INFORMATION GIVEN:

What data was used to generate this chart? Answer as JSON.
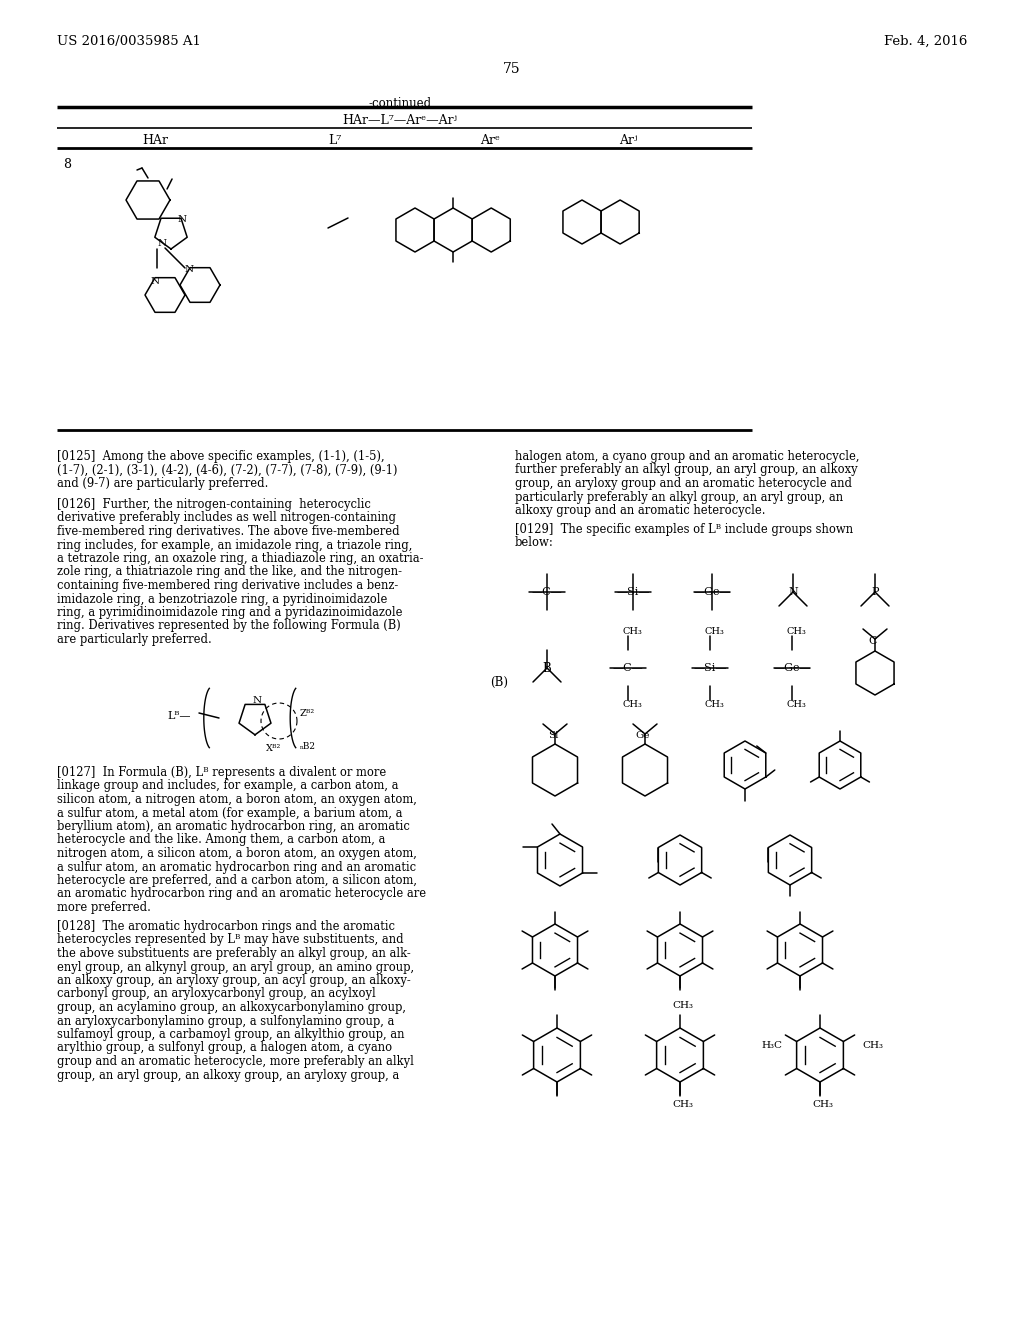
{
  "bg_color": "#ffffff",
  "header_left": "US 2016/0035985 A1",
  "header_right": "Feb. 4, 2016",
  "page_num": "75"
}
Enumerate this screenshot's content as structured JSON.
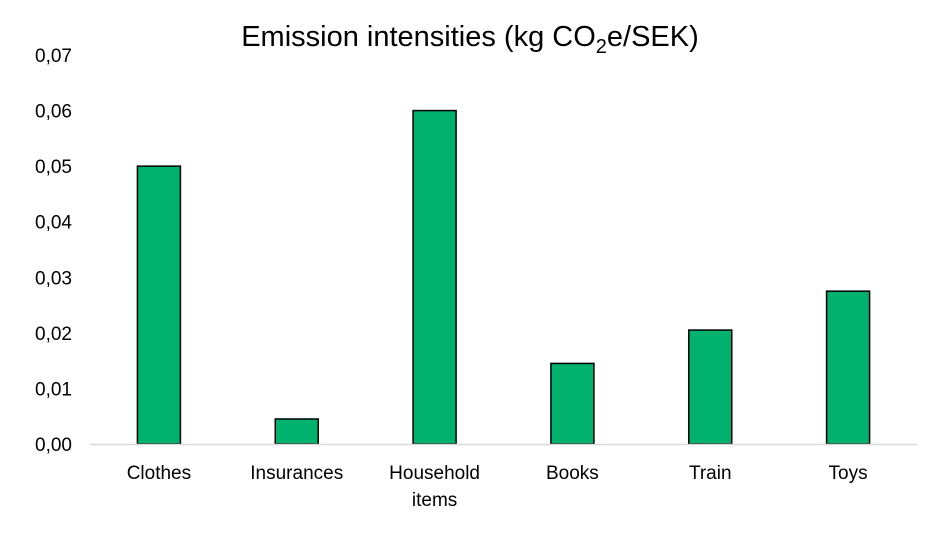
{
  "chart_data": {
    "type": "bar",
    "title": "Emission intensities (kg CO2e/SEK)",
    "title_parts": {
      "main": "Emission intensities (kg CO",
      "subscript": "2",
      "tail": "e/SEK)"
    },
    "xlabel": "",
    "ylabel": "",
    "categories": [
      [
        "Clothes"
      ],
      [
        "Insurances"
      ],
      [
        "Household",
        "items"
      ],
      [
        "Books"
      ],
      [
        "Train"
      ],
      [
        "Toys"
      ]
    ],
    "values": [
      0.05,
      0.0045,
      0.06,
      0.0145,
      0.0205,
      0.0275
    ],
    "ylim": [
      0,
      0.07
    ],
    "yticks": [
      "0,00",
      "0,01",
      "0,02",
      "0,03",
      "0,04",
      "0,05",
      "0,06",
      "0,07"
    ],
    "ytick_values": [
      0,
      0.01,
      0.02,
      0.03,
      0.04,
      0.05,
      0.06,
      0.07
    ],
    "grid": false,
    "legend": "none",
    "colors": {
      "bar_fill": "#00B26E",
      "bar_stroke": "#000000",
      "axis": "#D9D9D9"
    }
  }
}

* * *

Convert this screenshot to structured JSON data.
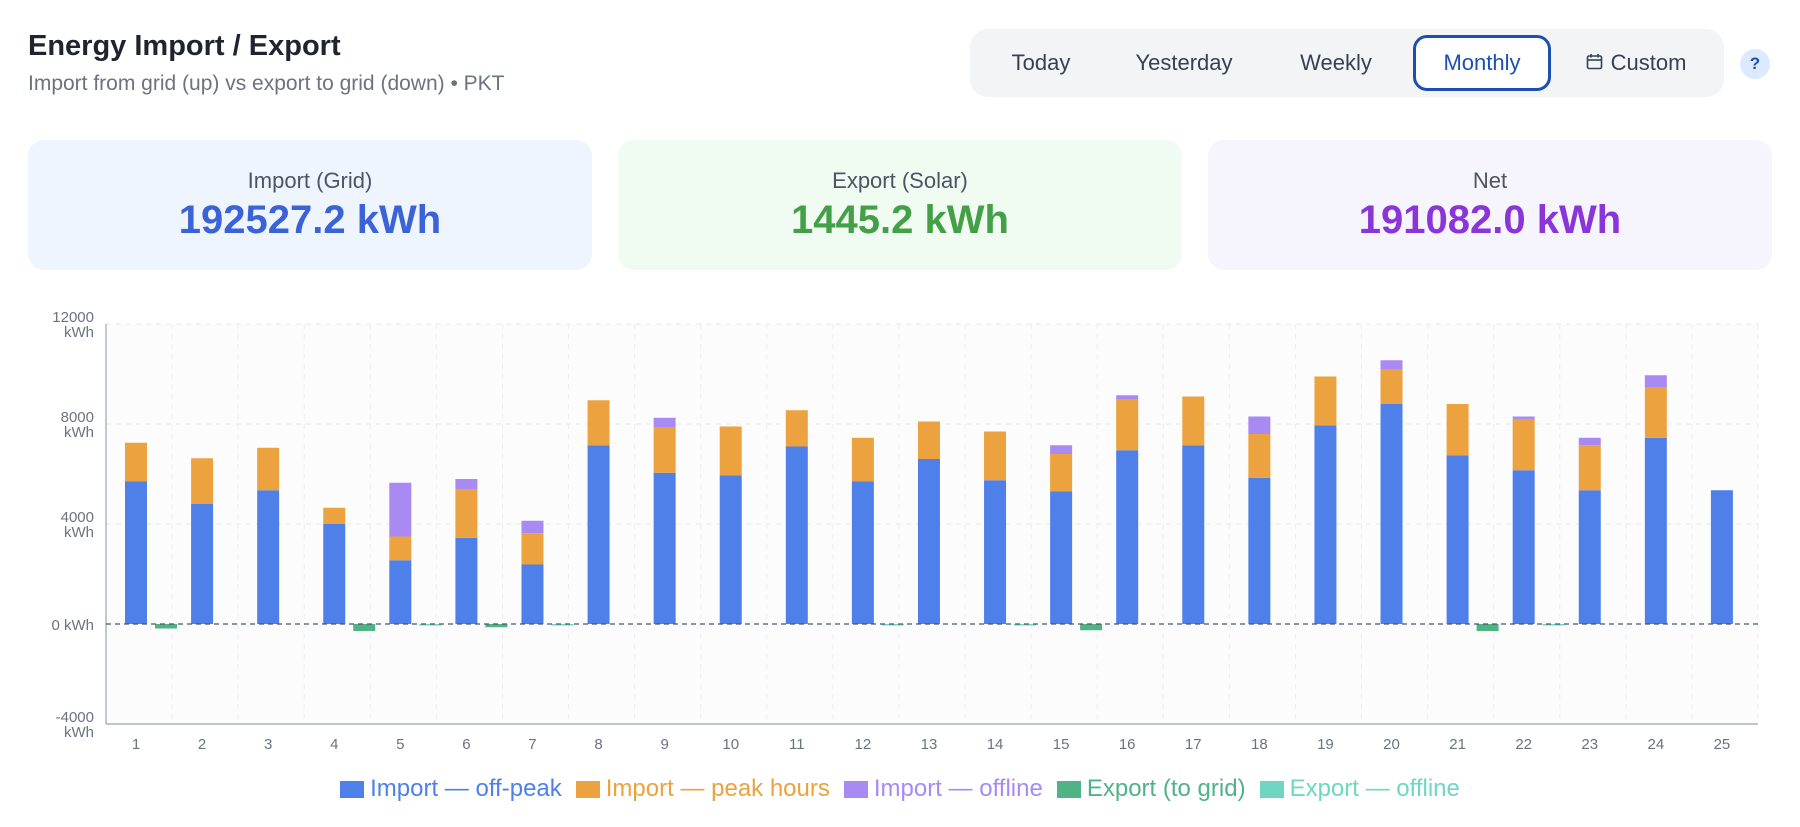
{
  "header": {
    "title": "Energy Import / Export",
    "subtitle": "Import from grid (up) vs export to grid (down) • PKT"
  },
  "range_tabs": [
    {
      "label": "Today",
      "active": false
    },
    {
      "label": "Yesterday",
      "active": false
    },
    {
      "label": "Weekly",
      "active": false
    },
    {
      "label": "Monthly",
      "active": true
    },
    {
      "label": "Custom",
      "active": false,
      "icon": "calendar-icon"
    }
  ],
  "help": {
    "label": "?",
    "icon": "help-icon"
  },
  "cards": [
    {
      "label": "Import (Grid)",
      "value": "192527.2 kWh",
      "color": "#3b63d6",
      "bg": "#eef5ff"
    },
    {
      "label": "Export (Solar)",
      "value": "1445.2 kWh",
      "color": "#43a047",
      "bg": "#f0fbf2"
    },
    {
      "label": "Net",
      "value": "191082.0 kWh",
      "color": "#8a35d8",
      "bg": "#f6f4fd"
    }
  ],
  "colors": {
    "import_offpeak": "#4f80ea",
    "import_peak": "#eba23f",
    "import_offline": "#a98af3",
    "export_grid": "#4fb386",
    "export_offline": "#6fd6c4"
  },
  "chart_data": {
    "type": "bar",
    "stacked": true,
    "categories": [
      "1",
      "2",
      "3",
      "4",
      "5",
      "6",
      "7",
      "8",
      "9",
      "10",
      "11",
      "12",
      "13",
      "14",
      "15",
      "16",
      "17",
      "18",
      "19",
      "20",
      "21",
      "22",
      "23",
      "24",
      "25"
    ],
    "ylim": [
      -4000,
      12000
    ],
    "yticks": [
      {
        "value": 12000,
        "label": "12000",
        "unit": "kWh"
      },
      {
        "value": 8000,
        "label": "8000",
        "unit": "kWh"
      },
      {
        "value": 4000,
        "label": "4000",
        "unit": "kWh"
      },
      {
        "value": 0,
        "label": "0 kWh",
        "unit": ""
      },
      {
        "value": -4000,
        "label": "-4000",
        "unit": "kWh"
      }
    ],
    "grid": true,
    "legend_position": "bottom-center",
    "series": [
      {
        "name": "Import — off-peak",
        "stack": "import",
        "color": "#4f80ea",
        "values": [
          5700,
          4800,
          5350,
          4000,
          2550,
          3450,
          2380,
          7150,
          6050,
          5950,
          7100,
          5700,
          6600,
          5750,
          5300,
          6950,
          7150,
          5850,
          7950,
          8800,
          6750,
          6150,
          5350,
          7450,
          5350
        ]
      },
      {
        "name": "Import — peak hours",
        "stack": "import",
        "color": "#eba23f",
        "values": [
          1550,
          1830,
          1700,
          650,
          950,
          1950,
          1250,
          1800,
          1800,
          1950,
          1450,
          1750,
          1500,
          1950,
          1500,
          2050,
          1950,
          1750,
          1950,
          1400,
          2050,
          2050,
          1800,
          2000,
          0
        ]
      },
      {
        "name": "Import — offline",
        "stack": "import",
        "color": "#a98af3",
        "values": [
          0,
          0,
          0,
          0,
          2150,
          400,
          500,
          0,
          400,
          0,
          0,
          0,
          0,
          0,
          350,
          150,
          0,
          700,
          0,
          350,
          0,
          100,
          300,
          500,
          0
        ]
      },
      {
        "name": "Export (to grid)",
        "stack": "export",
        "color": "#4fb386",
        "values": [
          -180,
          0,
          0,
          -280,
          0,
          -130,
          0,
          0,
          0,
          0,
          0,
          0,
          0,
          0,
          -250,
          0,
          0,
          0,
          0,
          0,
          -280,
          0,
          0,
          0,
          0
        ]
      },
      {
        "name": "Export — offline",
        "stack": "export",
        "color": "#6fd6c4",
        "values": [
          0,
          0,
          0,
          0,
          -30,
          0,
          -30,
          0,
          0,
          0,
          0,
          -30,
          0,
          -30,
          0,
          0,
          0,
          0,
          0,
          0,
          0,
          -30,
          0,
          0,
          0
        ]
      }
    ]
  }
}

WRITTEN REQUEST: Look through the data above. Copy every line with the string "this" in it.

RESPONSE BELOW:
What data was used to generate this chart? Answer as JSON.
Enumerate this screenshot's content as structured JSON.
Convert this screenshot to structured JSON data.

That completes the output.